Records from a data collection
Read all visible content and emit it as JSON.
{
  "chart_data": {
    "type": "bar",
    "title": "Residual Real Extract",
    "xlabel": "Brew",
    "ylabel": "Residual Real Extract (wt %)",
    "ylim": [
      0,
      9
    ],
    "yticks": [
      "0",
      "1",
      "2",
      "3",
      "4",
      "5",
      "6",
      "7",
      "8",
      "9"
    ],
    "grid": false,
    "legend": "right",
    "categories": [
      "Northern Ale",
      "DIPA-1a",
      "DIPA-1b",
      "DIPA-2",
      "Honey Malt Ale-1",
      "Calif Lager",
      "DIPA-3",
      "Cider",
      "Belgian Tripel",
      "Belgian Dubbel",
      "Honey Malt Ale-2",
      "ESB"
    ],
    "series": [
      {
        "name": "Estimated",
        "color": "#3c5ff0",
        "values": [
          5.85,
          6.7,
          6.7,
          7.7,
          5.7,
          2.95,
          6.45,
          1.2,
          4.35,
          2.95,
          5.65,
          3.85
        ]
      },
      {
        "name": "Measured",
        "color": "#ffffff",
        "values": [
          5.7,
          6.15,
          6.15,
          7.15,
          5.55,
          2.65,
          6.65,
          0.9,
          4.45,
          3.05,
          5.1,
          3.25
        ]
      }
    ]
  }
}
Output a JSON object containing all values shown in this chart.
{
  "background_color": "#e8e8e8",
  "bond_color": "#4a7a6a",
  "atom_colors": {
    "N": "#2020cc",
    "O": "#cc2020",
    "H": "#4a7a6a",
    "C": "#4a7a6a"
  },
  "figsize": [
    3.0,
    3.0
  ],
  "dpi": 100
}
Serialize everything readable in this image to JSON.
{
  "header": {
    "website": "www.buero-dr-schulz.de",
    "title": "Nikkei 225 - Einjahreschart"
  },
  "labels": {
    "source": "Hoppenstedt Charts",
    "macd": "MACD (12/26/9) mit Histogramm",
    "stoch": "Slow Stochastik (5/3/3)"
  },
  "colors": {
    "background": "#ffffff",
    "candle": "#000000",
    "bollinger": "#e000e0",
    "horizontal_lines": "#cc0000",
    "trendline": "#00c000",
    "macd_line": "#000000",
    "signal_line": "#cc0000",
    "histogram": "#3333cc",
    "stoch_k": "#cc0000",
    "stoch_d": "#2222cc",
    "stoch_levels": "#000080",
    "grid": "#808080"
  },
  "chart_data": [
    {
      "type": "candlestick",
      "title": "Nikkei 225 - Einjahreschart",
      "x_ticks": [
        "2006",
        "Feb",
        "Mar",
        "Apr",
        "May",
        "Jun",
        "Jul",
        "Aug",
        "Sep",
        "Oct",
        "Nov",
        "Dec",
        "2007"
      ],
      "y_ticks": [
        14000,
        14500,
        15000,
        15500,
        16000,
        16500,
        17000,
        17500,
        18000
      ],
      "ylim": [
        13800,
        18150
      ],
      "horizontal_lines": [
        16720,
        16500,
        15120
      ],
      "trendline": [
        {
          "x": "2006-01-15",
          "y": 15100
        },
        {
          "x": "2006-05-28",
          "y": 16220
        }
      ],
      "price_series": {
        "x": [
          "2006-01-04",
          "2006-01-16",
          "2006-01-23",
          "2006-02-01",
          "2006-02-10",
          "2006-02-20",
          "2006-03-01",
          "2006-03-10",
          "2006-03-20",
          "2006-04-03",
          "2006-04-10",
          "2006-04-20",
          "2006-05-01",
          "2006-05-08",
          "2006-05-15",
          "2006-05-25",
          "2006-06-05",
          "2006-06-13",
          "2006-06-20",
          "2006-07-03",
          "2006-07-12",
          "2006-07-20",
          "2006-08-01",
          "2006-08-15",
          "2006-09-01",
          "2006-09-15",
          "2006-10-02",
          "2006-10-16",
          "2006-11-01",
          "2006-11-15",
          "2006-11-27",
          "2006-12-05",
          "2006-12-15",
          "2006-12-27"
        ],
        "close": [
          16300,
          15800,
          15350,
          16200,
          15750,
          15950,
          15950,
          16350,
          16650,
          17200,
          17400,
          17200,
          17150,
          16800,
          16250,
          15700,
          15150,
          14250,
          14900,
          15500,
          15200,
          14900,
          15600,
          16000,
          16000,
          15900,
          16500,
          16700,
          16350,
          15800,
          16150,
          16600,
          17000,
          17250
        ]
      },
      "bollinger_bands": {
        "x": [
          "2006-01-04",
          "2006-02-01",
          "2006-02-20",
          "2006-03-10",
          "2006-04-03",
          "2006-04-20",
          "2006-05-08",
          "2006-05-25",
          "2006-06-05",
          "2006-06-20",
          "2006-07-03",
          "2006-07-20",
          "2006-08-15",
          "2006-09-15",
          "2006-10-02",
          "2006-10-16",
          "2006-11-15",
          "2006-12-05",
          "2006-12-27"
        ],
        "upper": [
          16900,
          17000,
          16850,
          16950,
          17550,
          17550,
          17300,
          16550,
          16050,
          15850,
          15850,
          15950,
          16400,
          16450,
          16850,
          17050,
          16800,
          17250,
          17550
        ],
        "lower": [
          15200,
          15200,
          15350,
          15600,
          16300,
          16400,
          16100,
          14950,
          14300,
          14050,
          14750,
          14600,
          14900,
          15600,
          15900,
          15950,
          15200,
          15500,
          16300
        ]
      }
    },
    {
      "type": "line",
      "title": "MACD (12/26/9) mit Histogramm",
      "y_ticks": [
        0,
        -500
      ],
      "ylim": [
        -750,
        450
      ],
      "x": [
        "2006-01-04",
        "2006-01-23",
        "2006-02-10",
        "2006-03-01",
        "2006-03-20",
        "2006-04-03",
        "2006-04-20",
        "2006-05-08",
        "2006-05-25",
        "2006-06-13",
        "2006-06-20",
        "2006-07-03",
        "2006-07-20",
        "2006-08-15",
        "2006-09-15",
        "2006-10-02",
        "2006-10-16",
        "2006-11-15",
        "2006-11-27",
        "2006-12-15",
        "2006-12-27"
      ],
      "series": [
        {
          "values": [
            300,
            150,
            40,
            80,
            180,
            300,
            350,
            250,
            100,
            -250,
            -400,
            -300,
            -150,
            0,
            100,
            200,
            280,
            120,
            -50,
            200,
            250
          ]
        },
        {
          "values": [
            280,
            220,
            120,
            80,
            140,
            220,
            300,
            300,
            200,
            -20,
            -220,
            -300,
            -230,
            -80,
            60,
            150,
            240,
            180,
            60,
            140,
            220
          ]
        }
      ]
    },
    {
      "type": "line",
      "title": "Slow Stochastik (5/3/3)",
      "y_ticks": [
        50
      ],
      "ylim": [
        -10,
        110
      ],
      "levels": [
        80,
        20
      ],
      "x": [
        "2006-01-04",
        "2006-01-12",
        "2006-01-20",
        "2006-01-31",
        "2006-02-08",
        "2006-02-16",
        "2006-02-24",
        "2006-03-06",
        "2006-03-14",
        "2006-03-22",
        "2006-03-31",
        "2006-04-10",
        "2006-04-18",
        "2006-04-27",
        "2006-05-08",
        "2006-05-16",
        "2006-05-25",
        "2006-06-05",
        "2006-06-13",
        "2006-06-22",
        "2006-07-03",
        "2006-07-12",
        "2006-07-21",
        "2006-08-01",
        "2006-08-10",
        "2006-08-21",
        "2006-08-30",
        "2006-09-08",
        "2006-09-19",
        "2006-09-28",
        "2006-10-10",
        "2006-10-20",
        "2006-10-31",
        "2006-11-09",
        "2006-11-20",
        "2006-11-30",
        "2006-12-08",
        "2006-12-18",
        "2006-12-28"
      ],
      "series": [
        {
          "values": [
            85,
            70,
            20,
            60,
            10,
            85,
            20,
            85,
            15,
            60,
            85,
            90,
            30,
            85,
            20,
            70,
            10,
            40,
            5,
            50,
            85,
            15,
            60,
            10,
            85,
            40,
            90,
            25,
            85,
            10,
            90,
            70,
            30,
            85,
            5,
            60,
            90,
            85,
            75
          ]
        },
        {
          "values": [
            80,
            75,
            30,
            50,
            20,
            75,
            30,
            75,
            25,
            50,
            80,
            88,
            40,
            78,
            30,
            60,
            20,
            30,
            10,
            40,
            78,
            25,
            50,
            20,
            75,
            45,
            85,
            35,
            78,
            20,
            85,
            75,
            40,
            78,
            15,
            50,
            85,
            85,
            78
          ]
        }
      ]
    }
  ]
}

REQUIRED TASK - Copy each line of the listing that contains the string "Residual".

WORKED SOLUTION -
    "title": "Residual Real Extract",
    "ylabel": "Residual Real Extract (wt %)",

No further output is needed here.